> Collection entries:
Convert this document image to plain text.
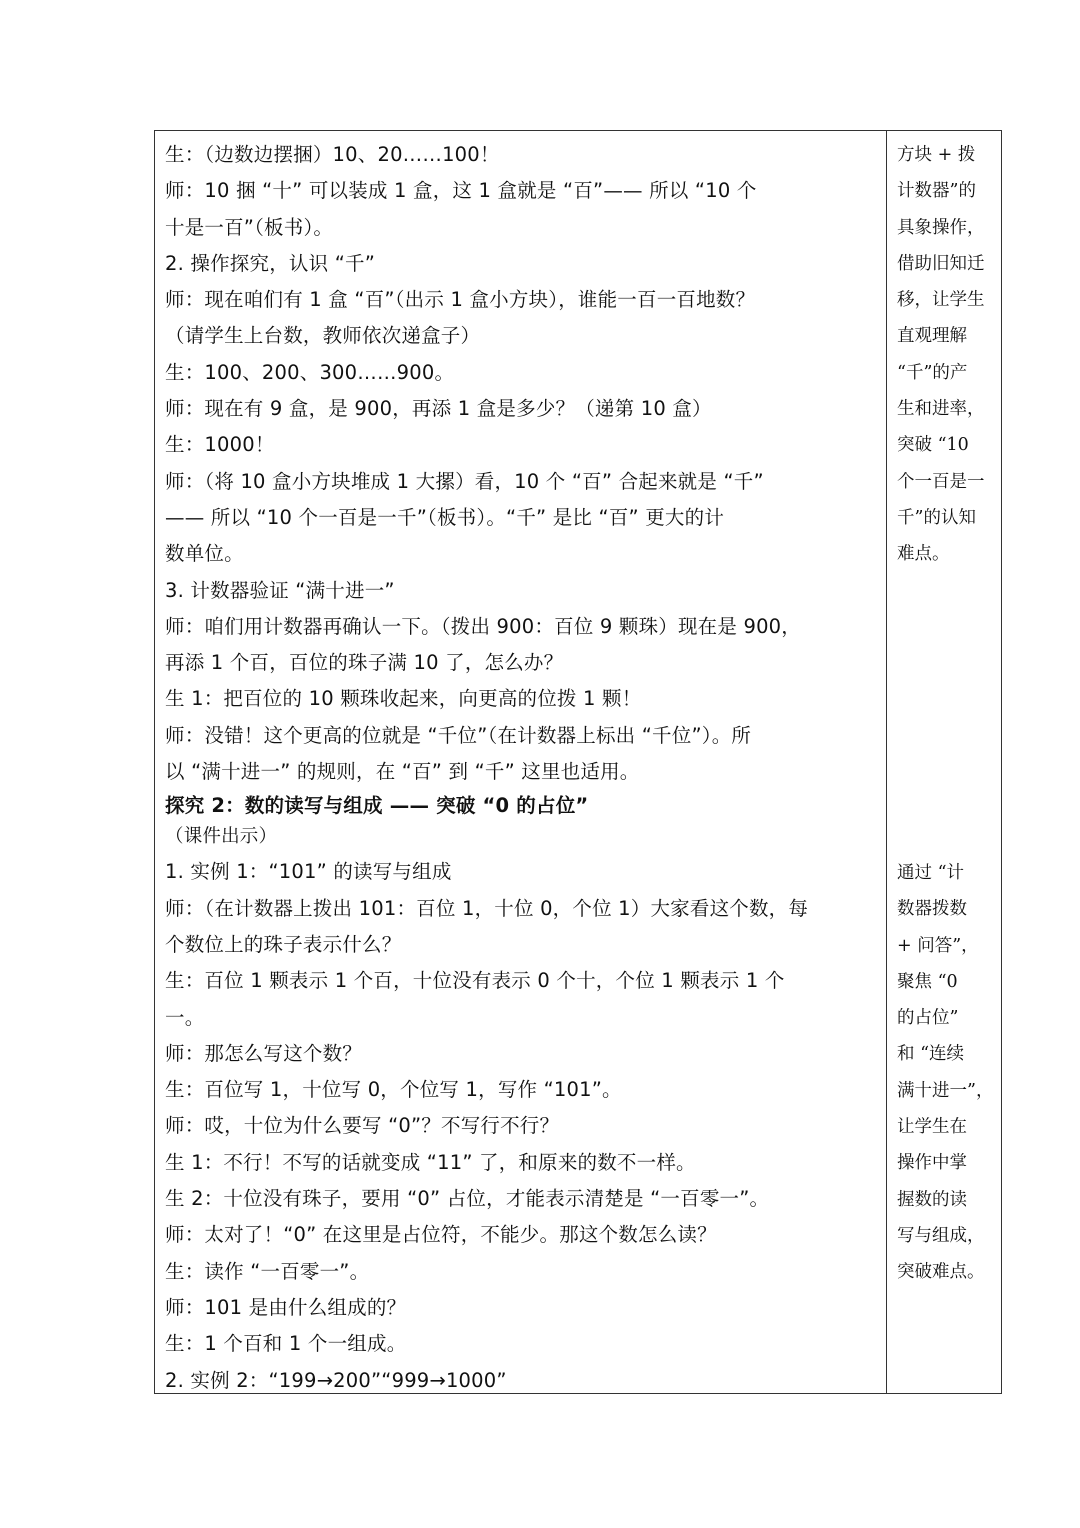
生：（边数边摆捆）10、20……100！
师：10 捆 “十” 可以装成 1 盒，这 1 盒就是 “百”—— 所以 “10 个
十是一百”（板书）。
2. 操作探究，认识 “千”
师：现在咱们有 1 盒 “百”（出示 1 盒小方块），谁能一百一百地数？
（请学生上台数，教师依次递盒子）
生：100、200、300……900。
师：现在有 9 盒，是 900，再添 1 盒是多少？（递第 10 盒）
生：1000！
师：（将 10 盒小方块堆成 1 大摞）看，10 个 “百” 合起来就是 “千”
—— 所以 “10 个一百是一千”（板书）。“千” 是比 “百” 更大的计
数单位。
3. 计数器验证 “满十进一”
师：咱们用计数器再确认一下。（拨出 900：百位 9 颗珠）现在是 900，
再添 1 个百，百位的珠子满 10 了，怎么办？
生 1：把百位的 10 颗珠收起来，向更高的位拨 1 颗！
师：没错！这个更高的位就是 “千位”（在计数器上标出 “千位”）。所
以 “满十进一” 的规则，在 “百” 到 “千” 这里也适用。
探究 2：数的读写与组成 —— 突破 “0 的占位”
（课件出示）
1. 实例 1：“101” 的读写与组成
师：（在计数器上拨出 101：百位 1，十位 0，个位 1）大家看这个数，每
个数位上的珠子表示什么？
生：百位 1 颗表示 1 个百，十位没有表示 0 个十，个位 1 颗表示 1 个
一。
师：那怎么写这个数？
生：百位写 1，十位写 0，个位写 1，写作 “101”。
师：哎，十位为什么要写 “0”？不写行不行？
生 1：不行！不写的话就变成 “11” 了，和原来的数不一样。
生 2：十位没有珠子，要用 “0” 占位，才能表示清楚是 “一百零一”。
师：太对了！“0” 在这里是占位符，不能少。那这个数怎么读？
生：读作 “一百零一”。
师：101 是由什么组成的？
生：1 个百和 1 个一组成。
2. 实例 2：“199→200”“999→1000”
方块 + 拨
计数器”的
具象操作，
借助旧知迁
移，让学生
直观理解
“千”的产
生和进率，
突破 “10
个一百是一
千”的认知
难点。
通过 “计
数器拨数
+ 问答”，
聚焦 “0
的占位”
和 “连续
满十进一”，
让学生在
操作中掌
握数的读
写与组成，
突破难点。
---
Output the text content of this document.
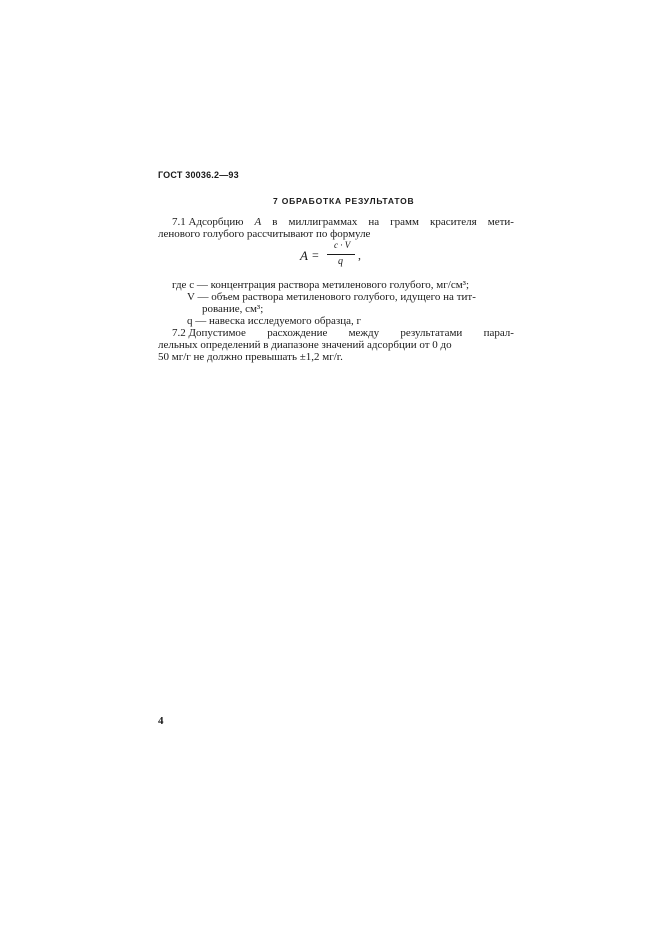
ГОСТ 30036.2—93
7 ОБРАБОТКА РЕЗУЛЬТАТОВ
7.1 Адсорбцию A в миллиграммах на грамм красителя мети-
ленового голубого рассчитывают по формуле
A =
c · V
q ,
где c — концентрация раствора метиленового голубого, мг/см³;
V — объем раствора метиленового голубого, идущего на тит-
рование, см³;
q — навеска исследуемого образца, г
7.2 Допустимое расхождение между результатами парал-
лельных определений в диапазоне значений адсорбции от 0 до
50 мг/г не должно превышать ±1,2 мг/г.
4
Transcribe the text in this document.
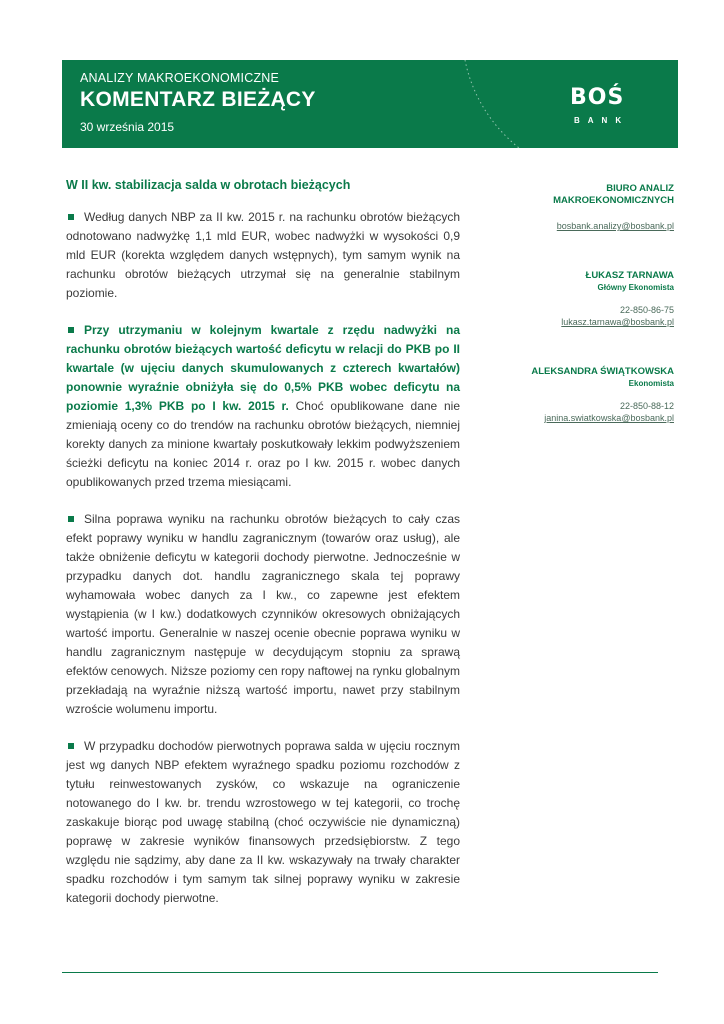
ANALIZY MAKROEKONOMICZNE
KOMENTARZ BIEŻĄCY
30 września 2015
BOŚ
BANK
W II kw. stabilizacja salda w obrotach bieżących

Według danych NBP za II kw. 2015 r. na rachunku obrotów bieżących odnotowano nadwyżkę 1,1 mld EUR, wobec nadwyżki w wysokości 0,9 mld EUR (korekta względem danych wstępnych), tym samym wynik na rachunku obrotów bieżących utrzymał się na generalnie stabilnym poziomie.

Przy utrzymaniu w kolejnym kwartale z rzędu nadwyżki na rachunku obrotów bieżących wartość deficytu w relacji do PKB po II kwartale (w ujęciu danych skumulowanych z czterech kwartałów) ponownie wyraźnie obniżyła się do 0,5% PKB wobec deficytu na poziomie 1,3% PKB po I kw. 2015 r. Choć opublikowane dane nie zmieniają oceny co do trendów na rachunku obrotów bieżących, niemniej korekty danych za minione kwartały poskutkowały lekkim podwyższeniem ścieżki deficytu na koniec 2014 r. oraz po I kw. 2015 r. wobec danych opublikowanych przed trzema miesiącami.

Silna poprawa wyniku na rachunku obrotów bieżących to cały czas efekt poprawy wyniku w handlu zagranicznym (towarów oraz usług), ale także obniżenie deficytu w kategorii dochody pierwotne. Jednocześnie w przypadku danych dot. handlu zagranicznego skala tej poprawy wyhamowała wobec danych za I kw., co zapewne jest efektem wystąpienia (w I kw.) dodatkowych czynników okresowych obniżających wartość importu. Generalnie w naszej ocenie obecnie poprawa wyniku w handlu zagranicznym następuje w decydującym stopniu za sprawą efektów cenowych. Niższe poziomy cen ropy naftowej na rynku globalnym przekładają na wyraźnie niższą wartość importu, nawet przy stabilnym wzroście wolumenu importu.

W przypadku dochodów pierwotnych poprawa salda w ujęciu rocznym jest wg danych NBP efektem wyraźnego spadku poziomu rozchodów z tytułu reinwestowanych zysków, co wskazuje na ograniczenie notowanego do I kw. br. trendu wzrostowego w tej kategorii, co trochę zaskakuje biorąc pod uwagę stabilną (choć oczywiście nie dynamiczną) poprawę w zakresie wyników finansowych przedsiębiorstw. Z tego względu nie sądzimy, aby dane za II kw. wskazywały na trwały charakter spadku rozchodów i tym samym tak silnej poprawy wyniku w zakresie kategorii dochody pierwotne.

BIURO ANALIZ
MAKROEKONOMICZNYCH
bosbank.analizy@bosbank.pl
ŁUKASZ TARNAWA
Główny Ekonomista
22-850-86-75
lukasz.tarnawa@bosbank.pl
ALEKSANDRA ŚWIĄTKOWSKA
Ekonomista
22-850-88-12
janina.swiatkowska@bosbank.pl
==
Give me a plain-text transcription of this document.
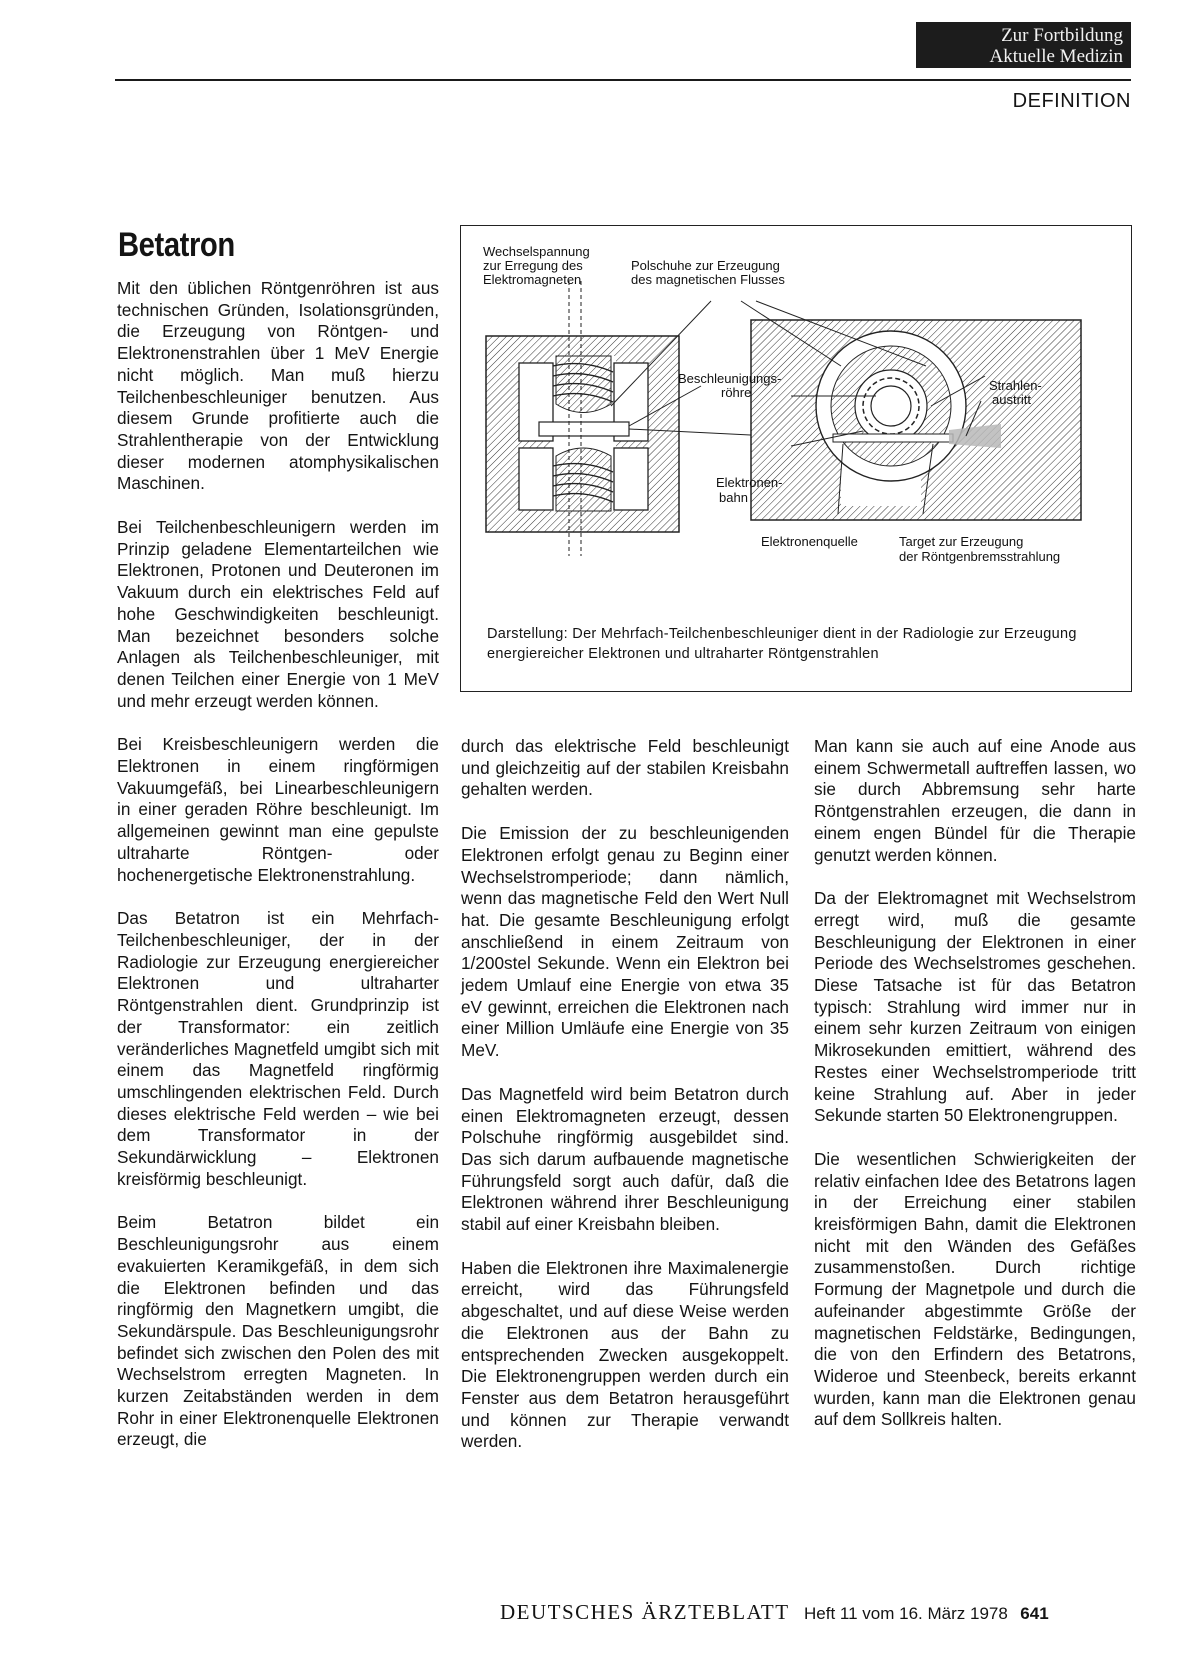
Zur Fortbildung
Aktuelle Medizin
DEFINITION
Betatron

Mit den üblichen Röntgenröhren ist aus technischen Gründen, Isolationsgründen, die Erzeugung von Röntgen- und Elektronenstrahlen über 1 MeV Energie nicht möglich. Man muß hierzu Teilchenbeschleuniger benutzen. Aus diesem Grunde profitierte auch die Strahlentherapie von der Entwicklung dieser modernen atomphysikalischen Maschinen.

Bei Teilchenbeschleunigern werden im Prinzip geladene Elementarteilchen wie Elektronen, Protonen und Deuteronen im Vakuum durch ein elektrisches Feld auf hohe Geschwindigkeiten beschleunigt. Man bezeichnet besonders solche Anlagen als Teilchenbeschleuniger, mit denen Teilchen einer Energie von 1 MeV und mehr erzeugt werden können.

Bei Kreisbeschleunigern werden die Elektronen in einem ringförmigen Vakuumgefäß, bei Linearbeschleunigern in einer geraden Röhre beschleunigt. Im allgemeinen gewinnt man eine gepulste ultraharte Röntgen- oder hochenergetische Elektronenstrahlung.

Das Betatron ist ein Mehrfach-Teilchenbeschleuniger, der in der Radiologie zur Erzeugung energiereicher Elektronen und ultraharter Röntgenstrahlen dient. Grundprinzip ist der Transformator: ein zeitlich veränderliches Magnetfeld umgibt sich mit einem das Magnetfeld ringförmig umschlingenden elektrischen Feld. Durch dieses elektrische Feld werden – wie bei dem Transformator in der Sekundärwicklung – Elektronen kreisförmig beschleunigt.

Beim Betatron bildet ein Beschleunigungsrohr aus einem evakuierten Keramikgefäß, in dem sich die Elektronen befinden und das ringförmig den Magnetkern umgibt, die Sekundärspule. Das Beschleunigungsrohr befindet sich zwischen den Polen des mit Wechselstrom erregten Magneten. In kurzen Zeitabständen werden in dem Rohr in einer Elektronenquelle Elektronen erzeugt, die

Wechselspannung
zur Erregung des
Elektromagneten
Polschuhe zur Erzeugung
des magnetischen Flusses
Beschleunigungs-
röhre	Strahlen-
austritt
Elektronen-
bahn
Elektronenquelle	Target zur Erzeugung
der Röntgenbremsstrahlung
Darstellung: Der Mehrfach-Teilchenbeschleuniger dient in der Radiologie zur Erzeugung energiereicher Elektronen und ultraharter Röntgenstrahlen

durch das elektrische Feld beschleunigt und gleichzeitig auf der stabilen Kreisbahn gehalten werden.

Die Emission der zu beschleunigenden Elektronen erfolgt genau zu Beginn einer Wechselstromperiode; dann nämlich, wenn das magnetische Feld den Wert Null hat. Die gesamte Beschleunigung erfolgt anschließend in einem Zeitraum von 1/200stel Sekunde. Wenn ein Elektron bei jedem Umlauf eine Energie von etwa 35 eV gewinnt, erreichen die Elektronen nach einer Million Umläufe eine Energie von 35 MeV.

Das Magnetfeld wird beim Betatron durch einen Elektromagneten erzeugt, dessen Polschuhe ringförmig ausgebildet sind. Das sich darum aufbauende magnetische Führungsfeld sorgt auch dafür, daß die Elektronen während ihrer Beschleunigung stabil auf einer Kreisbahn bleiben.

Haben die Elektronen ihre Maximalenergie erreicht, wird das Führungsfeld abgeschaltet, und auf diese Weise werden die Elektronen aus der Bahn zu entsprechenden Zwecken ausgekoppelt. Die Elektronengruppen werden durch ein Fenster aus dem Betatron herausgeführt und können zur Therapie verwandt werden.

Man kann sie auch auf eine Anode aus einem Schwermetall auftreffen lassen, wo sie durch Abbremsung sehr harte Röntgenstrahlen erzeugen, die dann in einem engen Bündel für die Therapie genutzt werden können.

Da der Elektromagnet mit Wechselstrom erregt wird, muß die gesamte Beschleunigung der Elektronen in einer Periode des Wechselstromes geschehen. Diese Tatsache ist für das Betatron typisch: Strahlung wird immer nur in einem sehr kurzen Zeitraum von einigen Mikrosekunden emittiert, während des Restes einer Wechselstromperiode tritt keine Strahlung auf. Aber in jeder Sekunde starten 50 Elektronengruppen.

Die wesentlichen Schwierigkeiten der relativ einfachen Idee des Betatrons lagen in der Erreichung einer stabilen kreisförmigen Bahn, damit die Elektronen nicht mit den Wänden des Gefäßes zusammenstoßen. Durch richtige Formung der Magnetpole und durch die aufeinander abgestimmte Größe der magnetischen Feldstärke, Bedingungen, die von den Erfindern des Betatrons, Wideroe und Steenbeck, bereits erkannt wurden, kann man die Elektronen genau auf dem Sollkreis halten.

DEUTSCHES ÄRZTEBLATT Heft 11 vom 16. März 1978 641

> What you should do: Give the number of lines in the records that contain the string "plain", with no other output.

> Result of the task: 2